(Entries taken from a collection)
Start
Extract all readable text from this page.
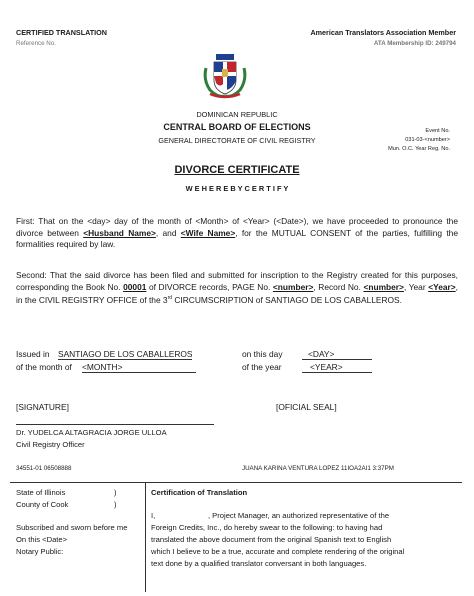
CERTIFIED TRANSLATION
Reference No.
American Translators Association Member
ATA Membership ID: 249794
DOMINICAN REPUBLIC
CENTRAL BOARD OF ELECTIONS
GENERAL DIRECTORATE OF CIVIL REGISTRY
Event No.
031-03-<number>
Mun. O.C. Year Reg. No.
DIVORCE CERTIFICATE
W E H E R E B Y C E R T I F Y
First: That on the <day> day of the month of <Month> of <Year> (<Date>), we have proceeded to pronounce the divorce between <Husband Name>, and <Wife Name>, for the MUTUAL CONSENT of the parties, fulfilling the formalities required by law.
Second: That the said divorce has been filed and submitted for inscription to the Registry created for this purposes, corresponding the Book No. 00001 of DIVORCE records, PAGE No. <number>, Record No. <number>, Year <Year>, in the CIVIL REGISTRY OFFICE of the 3rd CIRCUMSCRIPTION of SANTIAGO DE LOS CABALLEROS.
Issued in SANTIAGO DE LOS CABALLEROS
of the month of <MONTH>
on this day	<DAY>
of the year	<YEAR>
[SIGNATURE]	[OFICIAL SEAL]
Dr. YUDELCA ALTAGRACIA JORGE ULLOA
Civil Registry Officer
34551-01 06508888	JUANA KARINA VENTURA LOPEZ 11IOA2AI1 3:37PM
State of Illinois	)
County of Cook	)
Subscribed and sworn before me
On this <Date>
Notary Public:
Certification of Translation
I,                         , Project Manager, an authorized representative of the
Foreign Credits, Inc., do hereby swear to the following: to having had
translated the above document from the original Spanish text to English
which I believe to be a true, accurate and complete rendering of the original
text done by a qualified translator conversant in both languages.
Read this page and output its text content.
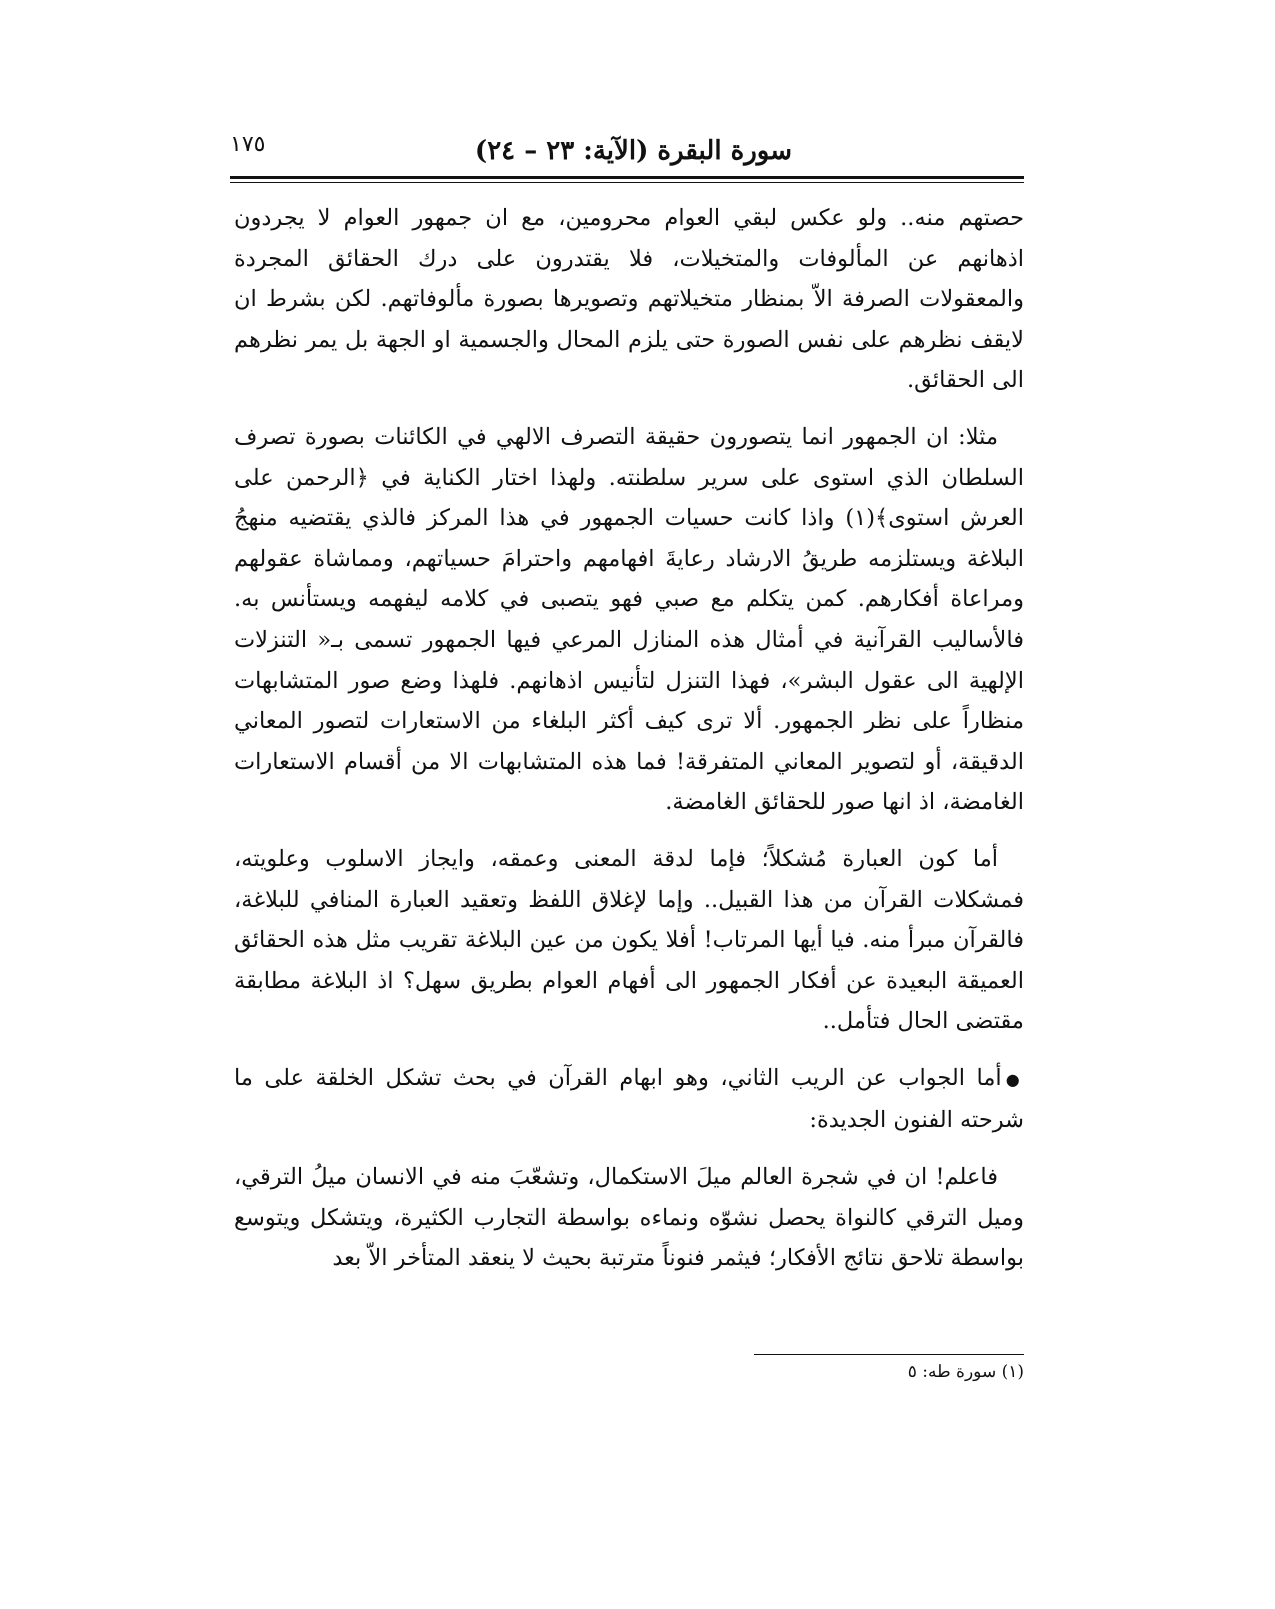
١٧٥	سورة البقرة (الآية: ٢٣ – ٢٤)

حصتهم منه.. ولو عكس لبقي العوام محرومين، مع ان جمهور العوام لا يجردون اذهانهم عن المألوفات والمتخيلات، فلا يقتدرون على درك الحقائق المجردة والمعقولات الصرفة الاّ بمنظار متخيلاتهم وتصويرها بصورة مألوفاتهم. لكن بشرط ان لايقف نظرهم على نفس الصورة حتى يلزم المحال والجسمية او الجهة بل يمر نظرهم الى الحقائق.

مثلا: ان الجمهور انما يتصورون حقيقة التصرف الالهي في الكائنات بصورة تصرف السلطان الذي استوى على سرير سلطنته. ولهذا اختار الكناية في ﴿الرحمن على العرش استوى﴾(١) واذا كانت حسيات الجمهور في هذا المركز فالذي يقتضيه منهجُ البلاغة ويستلزمه طريقُ الارشاد رعايةَ افهامهم واحترامَ حسياتهم، ومماشاة عقولهم ومراعاة أفكارهم. كمن يتكلم مع صبي فهو يتصبى في كلامه ليفهمه ويستأنس به. فالأساليب القرآنية في أمثال هذه المنازل المرعي فيها الجمهور تسمى بـ« التنزلات الإلهية الى عقول البشر»، فهذا التنزل لتأنيس اذهانهم. فلهذا وضع صور المتشابهات منظاراً على نظر الجمهور. ألا ترى كيف أكثر البلغاء من الاستعارات لتصور المعاني الدقيقة، أو لتصوير المعاني المتفرقة! فما هذه المتشابهات الا من أقسام الاستعارات الغامضة، اذ انها صور للحقائق الغامضة.

أما كون العبارة مُشكلاً؛ فإما لدقة المعنى وعمقه، وايجاز الاسلوب وعلويته، فمشكلات القرآن من هذا القبيل.. وإما لإغلاق اللفظ وتعقيد العبارة المنافي للبلاغة، فالقرآن مبرأ منه. فيا أيها المرتاب! أفلا يكون من عين البلاغة تقريب مثل هذه الحقائق العميقة البعيدة عن أفكار الجمهور الى أفهام العوام بطريق سهل؟ اذ البلاغة مطابقة مقتضى الحال فتأمل..

●أما الجواب عن الريب الثاني، وهو ابهام القرآن في بحث تشكل الخلقة على ما شرحته الفنون الجديدة:

فاعلم! ان في شجرة العالم ميلَ الاستكمال، وتشعّبَ منه في الانسان ميلُ الترقي، وميل الترقي كالنواة يحصل نشوّه ونماءه بواسطة التجارب الكثيرة، ويتشكل ويتوسع بواسطة تلاحق نتائج الأفكار؛ فيثمر فنوناً مترتبة بحيث لا ينعقد المتأخر الاّ بعد

(١) سورة طه: ٥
End
*Task instructions*. Wherever the word "number" occurs in a line of the listing, copy that line.

*Answer below*.
031-03-<number>
Second: That the said divorce has been filed and submitted for inscription to the Registry created for this purposes, corresponding the Book No. 00001 of DIVORCE records, PAGE No. <number>, Record No. <number>, Year <Year>, in the CIVIL REGISTRY OFFICE of the 3rd CIRCUMSCRIPTION of SANTIAGO DE LOS CABALLEROS.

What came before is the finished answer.